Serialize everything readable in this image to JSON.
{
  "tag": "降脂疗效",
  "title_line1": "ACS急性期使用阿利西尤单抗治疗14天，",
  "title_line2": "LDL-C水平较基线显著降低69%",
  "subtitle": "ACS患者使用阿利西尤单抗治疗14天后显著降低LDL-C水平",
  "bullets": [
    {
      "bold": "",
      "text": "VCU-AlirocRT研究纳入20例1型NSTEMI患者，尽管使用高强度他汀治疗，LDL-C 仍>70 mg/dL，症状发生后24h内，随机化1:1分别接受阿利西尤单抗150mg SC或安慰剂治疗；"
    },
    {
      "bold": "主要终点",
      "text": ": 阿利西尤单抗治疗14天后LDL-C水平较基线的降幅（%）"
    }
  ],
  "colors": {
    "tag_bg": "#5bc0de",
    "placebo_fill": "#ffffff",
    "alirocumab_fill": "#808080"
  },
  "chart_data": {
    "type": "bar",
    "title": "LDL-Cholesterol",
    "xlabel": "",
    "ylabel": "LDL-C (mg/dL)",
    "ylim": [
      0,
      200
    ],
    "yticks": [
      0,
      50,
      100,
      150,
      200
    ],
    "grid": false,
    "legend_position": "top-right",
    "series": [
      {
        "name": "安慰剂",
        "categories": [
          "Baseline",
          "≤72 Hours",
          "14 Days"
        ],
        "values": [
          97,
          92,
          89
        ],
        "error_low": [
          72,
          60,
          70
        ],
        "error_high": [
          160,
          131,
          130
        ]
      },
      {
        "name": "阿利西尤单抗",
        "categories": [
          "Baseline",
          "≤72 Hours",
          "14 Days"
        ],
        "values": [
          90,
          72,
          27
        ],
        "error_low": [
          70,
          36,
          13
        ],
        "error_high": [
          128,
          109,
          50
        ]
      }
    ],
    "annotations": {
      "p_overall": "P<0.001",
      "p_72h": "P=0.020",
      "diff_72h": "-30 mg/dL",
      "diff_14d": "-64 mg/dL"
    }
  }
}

□ □ □ □

> _EXERCISE GOAL_:
Please quote the records above exactly, without skipping a line.

> _FINAL ANSWER_:
Serialize everything readable in this image to JSON.
{
  "tag": "降脂疗效",
  "title_line1": "ACS急性期使用阿利西尤单抗治疗14天，",
  "title_line2": "LDL-C水平较基线显著降低69%",
  "subtitle": "ACS患者使用阿利西尤单抗治疗14天后显著降低LDL-C水平",
  "bullets": [
    {
      "bold": "",
      "text": "VCU-AlirocRT研究纳入20例1型NSTEMI患者，尽管使用高强度他汀治疗，LDL-C 仍>70 mg/dL，症状发生后24h内，随机化1:1分别接受阿利西尤单抗150mg SC或安慰剂治疗；"
    },
    {
      "bold": "主要终点",
      "text": ": 阿利西尤单抗治疗14天后LDL-C水平较基线的降幅（%）"
    }
  ],
  "colors": {
    "tag_bg": "#5bc0de",
    "placebo_fill": "#ffffff",
    "alirocumab_fill": "#808080"
  },
  "chart_data": {
    "type": "bar",
    "title": "LDL-Cholesterol",
    "xlabel": "",
    "ylabel": "LDL-C (mg/dL)",
    "ylim": [
      0,
      200
    ],
    "yticks": [
      0,
      50,
      100,
      150,
      200
    ],
    "grid": false,
    "legend_position": "top-right",
    "series": [
      {
        "name": "安慰剂",
        "categories": [
          "Baseline",
          "≤72 Hours",
          "14 Days"
        ],
        "values": [
          97,
          92,
          89
        ],
        "error_low": [
          72,
          60,
          70
        ],
        "error_high": [
          160,
          131,
          130
        ]
      },
      {
        "name": "阿利西尤单抗",
        "categories": [
          "Baseline",
          "≤72 Hours",
          "14 Days"
        ],
        "values": [
          90,
          72,
          27
        ],
        "error_low": [
          70,
          36,
          13
        ],
        "error_high": [
          128,
          109,
          50
        ]
      }
    ],
    "annotations": {
      "p_overall": "P<0.001",
      "p_72h": "P=0.020",
      "diff_72h": "-30 mg/dL",
      "diff_14d": "-64 mg/dL"
    }
  }
}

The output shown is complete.